[Extracted data entries]
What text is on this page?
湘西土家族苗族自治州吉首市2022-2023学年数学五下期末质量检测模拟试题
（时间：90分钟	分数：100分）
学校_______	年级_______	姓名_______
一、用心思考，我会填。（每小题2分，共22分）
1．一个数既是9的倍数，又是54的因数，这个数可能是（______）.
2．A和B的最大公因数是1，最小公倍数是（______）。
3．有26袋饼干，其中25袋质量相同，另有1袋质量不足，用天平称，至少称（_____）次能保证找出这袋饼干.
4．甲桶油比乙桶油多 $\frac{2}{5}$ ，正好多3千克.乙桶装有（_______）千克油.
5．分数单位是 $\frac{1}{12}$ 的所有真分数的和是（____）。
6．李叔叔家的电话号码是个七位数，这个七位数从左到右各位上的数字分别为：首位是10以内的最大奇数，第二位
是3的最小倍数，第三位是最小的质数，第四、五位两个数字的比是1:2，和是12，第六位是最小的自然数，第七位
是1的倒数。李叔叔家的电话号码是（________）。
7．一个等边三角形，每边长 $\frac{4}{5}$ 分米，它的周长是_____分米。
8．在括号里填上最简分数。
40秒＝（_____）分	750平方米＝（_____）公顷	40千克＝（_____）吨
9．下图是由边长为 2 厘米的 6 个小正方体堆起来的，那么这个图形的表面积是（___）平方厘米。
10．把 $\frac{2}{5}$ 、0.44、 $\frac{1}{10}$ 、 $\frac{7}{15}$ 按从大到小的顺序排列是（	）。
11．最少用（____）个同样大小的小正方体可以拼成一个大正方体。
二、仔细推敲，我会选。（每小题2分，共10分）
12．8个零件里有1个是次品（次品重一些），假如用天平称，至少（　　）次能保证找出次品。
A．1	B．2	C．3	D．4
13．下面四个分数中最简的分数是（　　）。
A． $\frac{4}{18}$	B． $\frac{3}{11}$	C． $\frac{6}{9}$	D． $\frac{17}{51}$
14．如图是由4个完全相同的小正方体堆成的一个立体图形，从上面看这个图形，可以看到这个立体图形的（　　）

◆ **EXERCISE REQUIREMENTS**: Set down each entry again, unchanged.

◆ **RESPONSE TO THE TASK**:
What text is on this page?
湘西土家族苗族自治州吉首市2022-2023学年数学五下期末质量检测模拟试题
（时间：90分钟	分数：100分）
学校_______	年级_______	姓名_______
一、用心思考，我会填。（每小题2分，共22分）
1．一个数既是9的倍数，又是54的因数，这个数可能是（______）.
2．A和B的最大公因数是1，最小公倍数是（______）。
3．有26袋饼干，其中25袋质量相同，另有1袋质量不足，用天平称，至少称（_____）次能保证找出这袋饼干.
4．甲桶油比乙桶油多 $\frac{2}{5}$ ，正好多3千克.乙桶装有（_______）千克油.
5．分数单位是 $\frac{1}{12}$ 的所有真分数的和是（____）。
6．李叔叔家的电话号码是个七位数，这个七位数从左到右各位上的数字分别为：首位是10以内的最大奇数，第二位
是3的最小倍数，第三位是最小的质数，第四、五位两个数字的比是1:2，和是12，第六位是最小的自然数，第七位
是1的倒数。李叔叔家的电话号码是（________）。
7．一个等边三角形，每边长 $\frac{4}{5}$ 分米，它的周长是_____分米。
8．在括号里填上最简分数。
40秒＝（_____）分	750平方米＝（_____）公顷	40千克＝（_____）吨
9．下图是由边长为 2 厘米的 6 个小正方体堆起来的，那么这个图形的表面积是（___）平方厘米。
10．把 $\frac{2}{5}$ 、0.44、 $\frac{1}{10}$ 、 $\frac{7}{15}$ 按从大到小的顺序排列是（	）。
11．最少用（____）个同样大小的小正方体可以拼成一个大正方体。
二、仔细推敲，我会选。（每小题2分，共10分）
12．8个零件里有1个是次品（次品重一些），假如用天平称，至少（　　）次能保证找出次品。
A．1	B．2	C．3	D．4
13．下面四个分数中最简的分数是（　　）。
A． $\frac{4}{18}$	B． $\frac{3}{11}$	C． $\frac{6}{9}$	D． $\frac{17}{51}$
14．如图是由4个完全相同的小正方体堆成的一个立体图形，从上面看这个图形，可以看到这个立体图形的（　　）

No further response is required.